So far, we have used P-values for inference based on the false positive rate (this is the definition of P-value itself), on family-wise error rate (FWER; Bonferroni and Holm) and on false discovery rate (FDR; Benjamini-Hochberg and Benjamini-Yekutieli). See the slides for a summary of these three approaches.
Here we will consider a quantity called Q-value that
can be attached to each test and that gives an empirical estimate of FDR
among all tests whose Q-values are smaller or equal to the given
Q-value. We will follow the exposition of Storey and Tibshirani (2003, PNAS 100:
9440-9445), whose work led to the qvalue
R-package.
Before defining Q-value, we will first refine the BH method by
empirically estimating \(p_0\), the
number of null tests. Remember that the proof of BH theorem showed that
the BH(\(\alpha_F\)) method actually
controls FDR at level \(p_0/p \cdot
\alpha_F.\) Thus, when \(p_0\)
is considerably smaller than \(p\), we
can improve the accuracy of an FDR method by estimating \(p_0.\)

**Given data**

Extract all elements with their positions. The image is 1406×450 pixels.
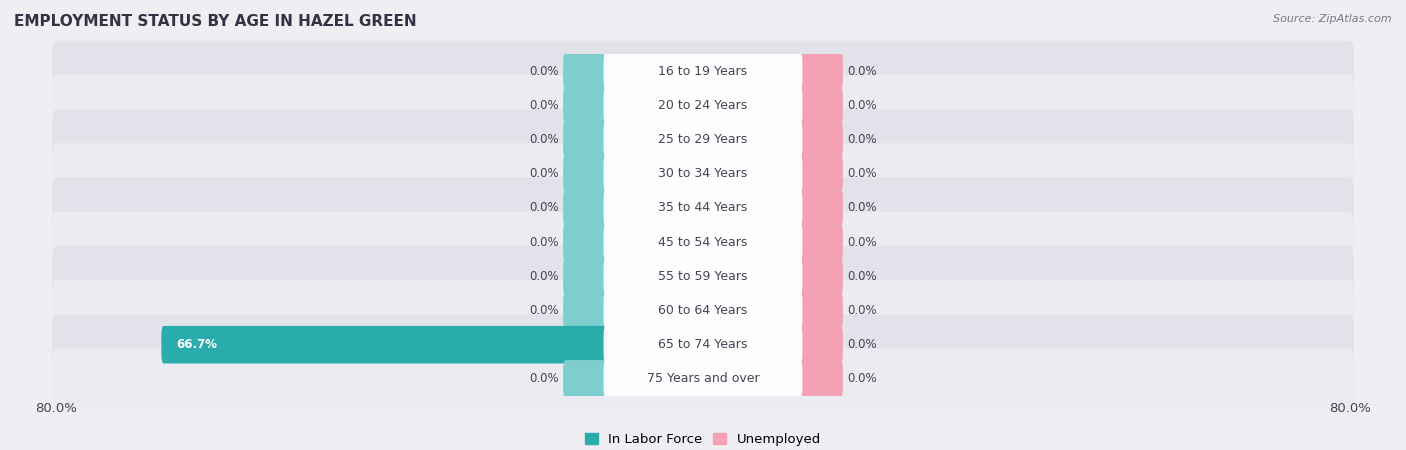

**What you will do**
[1] In the passage on Q-values, which R package grew out of Storey and Tibshirani's work?
[2] Return, word for word, the part of the Q-value passage from "So far, we have" to "these three approaches.".
The data can be left aside.

**In response**
[1] The qvalue R-package.

[2]
So far, we have used P-values for inference based on the false positive rate (this is the definition of P-value itself), on family-wise error rate (FWER; Bonferroni and Holm) and on false discovery rate (FDR; Benjamini-Hochberg and Benjamini-Yekutieli). See the slides for a summary of these three approaches.